Records from a collection
* * * * * * *

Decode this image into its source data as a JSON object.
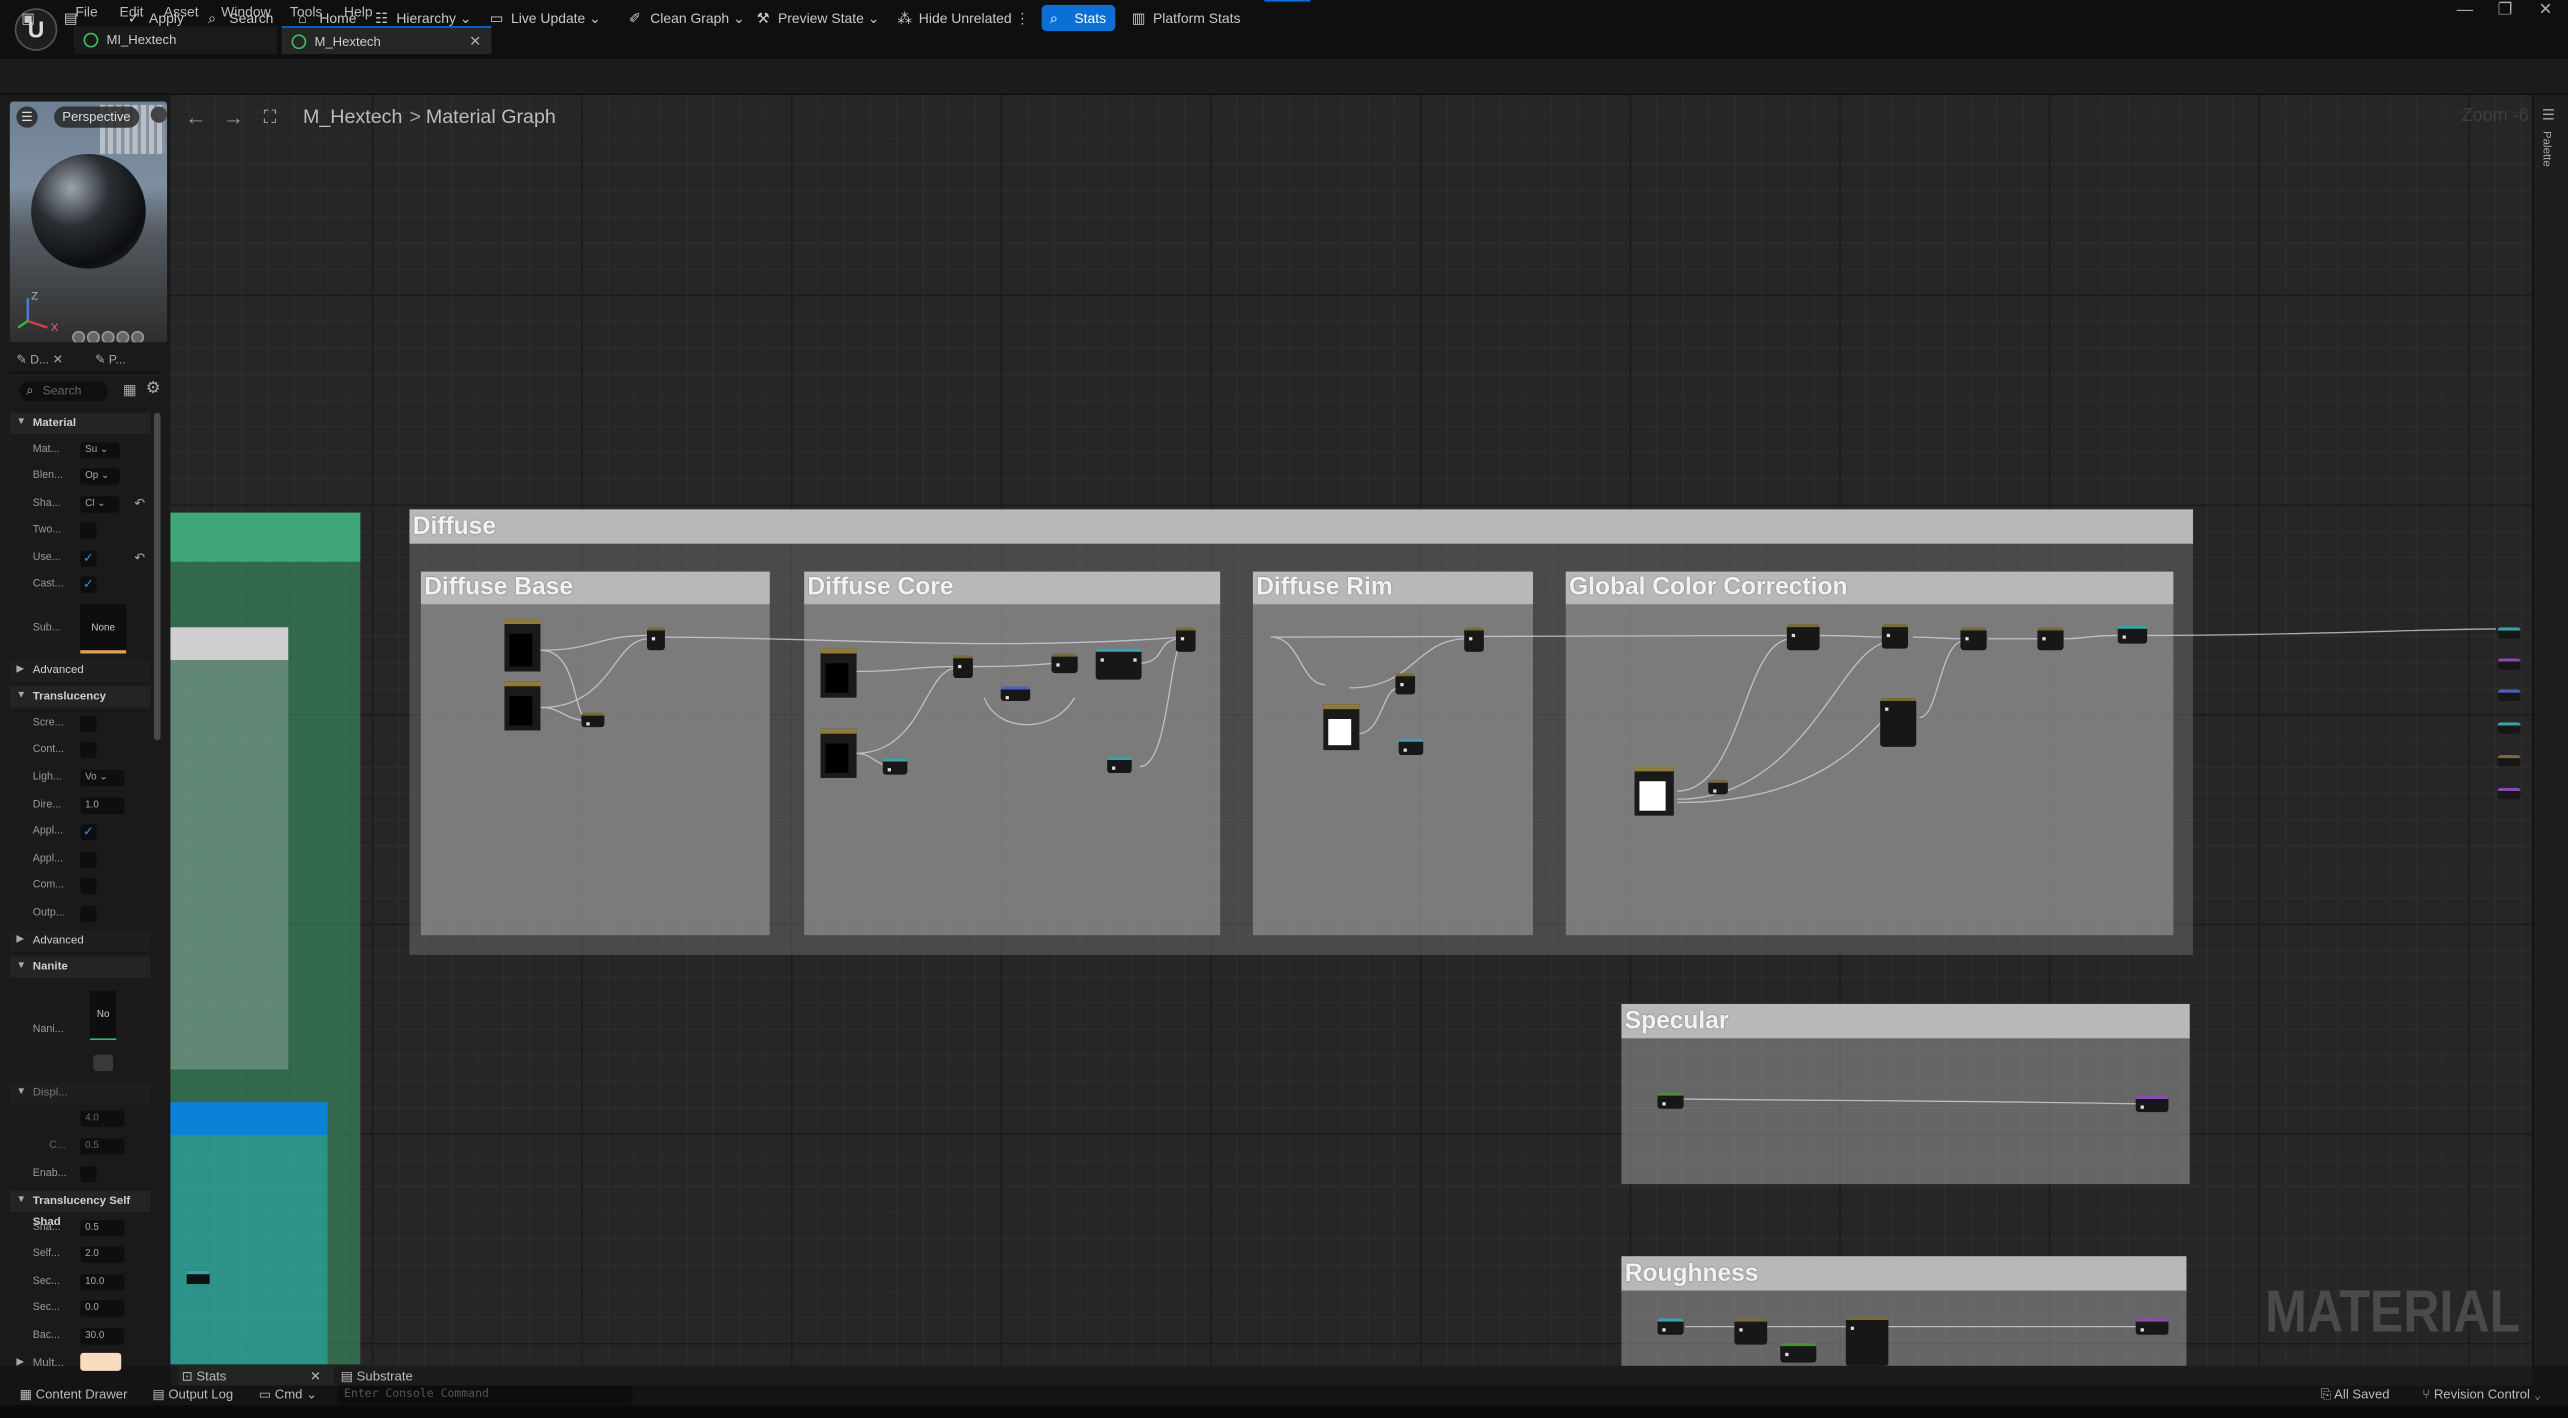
{
  "app": {
    "logo_letter": "U",
    "window_controls": [
      "—",
      "❐",
      "✕"
    ]
  },
  "menu": [
    "File",
    "Edit",
    "Asset",
    "Window",
    "Tools",
    "Help"
  ],
  "tabs": [
    {
      "label": "MI_Hextech"
    },
    {
      "label": "M_Hextech",
      "close": "✕"
    }
  ],
  "toolbar": {
    "apply": "Apply",
    "search": "Search",
    "home": "Home",
    "hierarchy": "Hierarchy",
    "live_update": "Live Update",
    "clean_graph": "Clean Graph",
    "preview_state": "Preview State",
    "hide_unrelated": "Hide Unrelated",
    "stats": "Stats",
    "platform_stats": "Platform Stats"
  },
  "viewport": {
    "mode": "Perspective"
  },
  "panel_tabs": {
    "details": "D...",
    "details_close": "✕",
    "palette": "P..."
  },
  "details": {
    "search_placeholder": "Search",
    "sections": {
      "material": "Material",
      "advanced1": "Advanced",
      "translucency": "Translucency",
      "advanced2": "Advanced",
      "nanite": "Nanite",
      "displ": "Displ...",
      "self_shadow": "Translucency Self Shad"
    },
    "props": {
      "mat": "Mat...",
      "mat_val": "Su",
      "blend": "Blen...",
      "blend_val": "Op",
      "shading": "Sha...",
      "shading_val": "Cl",
      "two": "Two...",
      "use": "Use...",
      "cast": "Cast...",
      "sub": "Sub...",
      "sub_val": "None",
      "scre": "Scre...",
      "cont": "Cont...",
      "ligh": "Ligh...",
      "ligh_val": "Vo",
      "dire": "Dire...",
      "dire_val": "1.0",
      "appl1": "Appl...",
      "appl2": "Appl...",
      "com": "Com...",
      "outp": "Outp...",
      "nani": "Nani...",
      "nani_val": "No",
      "displ_a": "4.0",
      "displ_c": "C...",
      "displ_c_val": "0.5",
      "enab": "Enab...",
      "sha2": "Sha...",
      "sha2_val": "0.5",
      "self": "Self...",
      "self_val": "2.0",
      "sec1": "Sec...",
      "sec1_val": "10.0",
      "sec2": "Sec...",
      "sec2_val": "0.0",
      "bac": "Bac...",
      "bac_val": "30.0",
      "mult": "Mult..."
    }
  },
  "graph": {
    "breadcrumb_asset": "M_Hextech",
    "breadcrumb_sep": ">",
    "breadcrumb_graph": "Material Graph",
    "zoom": "Zoom -6",
    "watermark": "MATERIAL",
    "comments": {
      "diffuse": "Diffuse",
      "diffuse_base": "Diffuse Base",
      "diffuse_core": "Diffuse Core",
      "diffuse_rim": "Diffuse Rim",
      "global_cc": "Global Color Correction",
      "specular": "Specular",
      "roughness": "Roughness"
    }
  },
  "palette": {
    "label": "Palette"
  },
  "bottom": {
    "stats_tab": "Stats",
    "stats_close": "✕",
    "substrate_tab": "Substrate",
    "content_drawer": "Content Drawer",
    "output_log": "Output Log",
    "cmd": "Cmd",
    "console_placeholder": "Enter Console Command",
    "all_saved": "All Saved",
    "revision_control": "Revision Control"
  },
  "colors": {
    "accent": "#0a70d8",
    "comment_header": "#b8b8b8",
    "left_green": "#3a9a6a",
    "left_blue": "#0a7ed0"
  }
}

* * * * * * *

▶ [Written instruction]: Omit the pictures and give the material again, exactly and in full.

▶ [Answer to the problem]:
Decode this image into its source data as a JSON object.
{
  "app": {
    "logo_letter": "U",
    "window_controls": [
      "—",
      "❐",
      "✕"
    ]
  },
  "menu": [
    "File",
    "Edit",
    "Asset",
    "Window",
    "Tools",
    "Help"
  ],
  "tabs": [
    {
      "label": "MI_Hextech"
    },
    {
      "label": "M_Hextech",
      "close": "✕"
    }
  ],
  "toolbar": {
    "apply": "Apply",
    "search": "Search",
    "home": "Home",
    "hierarchy": "Hierarchy",
    "live_update": "Live Update",
    "clean_graph": "Clean Graph",
    "preview_state": "Preview State",
    "hide_unrelated": "Hide Unrelated",
    "stats": "Stats",
    "platform_stats": "Platform Stats"
  },
  "viewport": {
    "mode": "Perspective"
  },
  "panel_tabs": {
    "details": "D...",
    "details_close": "✕",
    "palette": "P..."
  },
  "details": {
    "search_placeholder": "Search",
    "sections": {
      "material": "Material",
      "advanced1": "Advanced",
      "translucency": "Translucency",
      "advanced2": "Advanced",
      "nanite": "Nanite",
      "displ": "Displ...",
      "self_shadow": "Translucency Self Shad"
    },
    "props": {
      "mat": "Mat...",
      "mat_val": "Su",
      "blend": "Blen...",
      "blend_val": "Op",
      "shading": "Sha...",
      "shading_val": "Cl",
      "two": "Two...",
      "use": "Use...",
      "cast": "Cast...",
      "sub": "Sub...",
      "sub_val": "None",
      "scre": "Scre...",
      "cont": "Cont...",
      "ligh": "Ligh...",
      "ligh_val": "Vo",
      "dire": "Dire...",
      "dire_val": "1.0",
      "appl1": "Appl...",
      "appl2": "Appl...",
      "com": "Com...",
      "outp": "Outp...",
      "nani": "Nani...",
      "nani_val": "No",
      "displ_a": "4.0",
      "displ_c": "C...",
      "displ_c_val": "0.5",
      "enab": "Enab...",
      "sha2": "Sha...",
      "sha2_val": "0.5",
      "self": "Self...",
      "self_val": "2.0",
      "sec1": "Sec...",
      "sec1_val": "10.0",
      "sec2": "Sec...",
      "sec2_val": "0.0",
      "bac": "Bac...",
      "bac_val": "30.0",
      "mult": "Mult..."
    }
  },
  "graph": {
    "breadcrumb_asset": "M_Hextech",
    "breadcrumb_sep": ">",
    "breadcrumb_graph": "Material Graph",
    "zoom": "Zoom -6",
    "watermark": "MATERIAL",
    "comments": {
      "diffuse": "Diffuse",
      "diffuse_base": "Diffuse Base",
      "diffuse_core": "Diffuse Core",
      "diffuse_rim": "Diffuse Rim",
      "global_cc": "Global Color Correction",
      "specular": "Specular",
      "roughness": "Roughness"
    }
  },
  "palette": {
    "label": "Palette"
  },
  "bottom": {
    "stats_tab": "Stats",
    "stats_close": "✕",
    "substrate_tab": "Substrate",
    "content_drawer": "Content Drawer",
    "output_log": "Output Log",
    "cmd": "Cmd",
    "console_placeholder": "Enter Console Command",
    "all_saved": "All Saved",
    "revision_control": "Revision Control"
  },
  "colors": {
    "accent": "#0a70d8",
    "comment_header": "#b8b8b8",
    "left_green": "#3a9a6a",
    "left_blue": "#0a7ed0"
  }
}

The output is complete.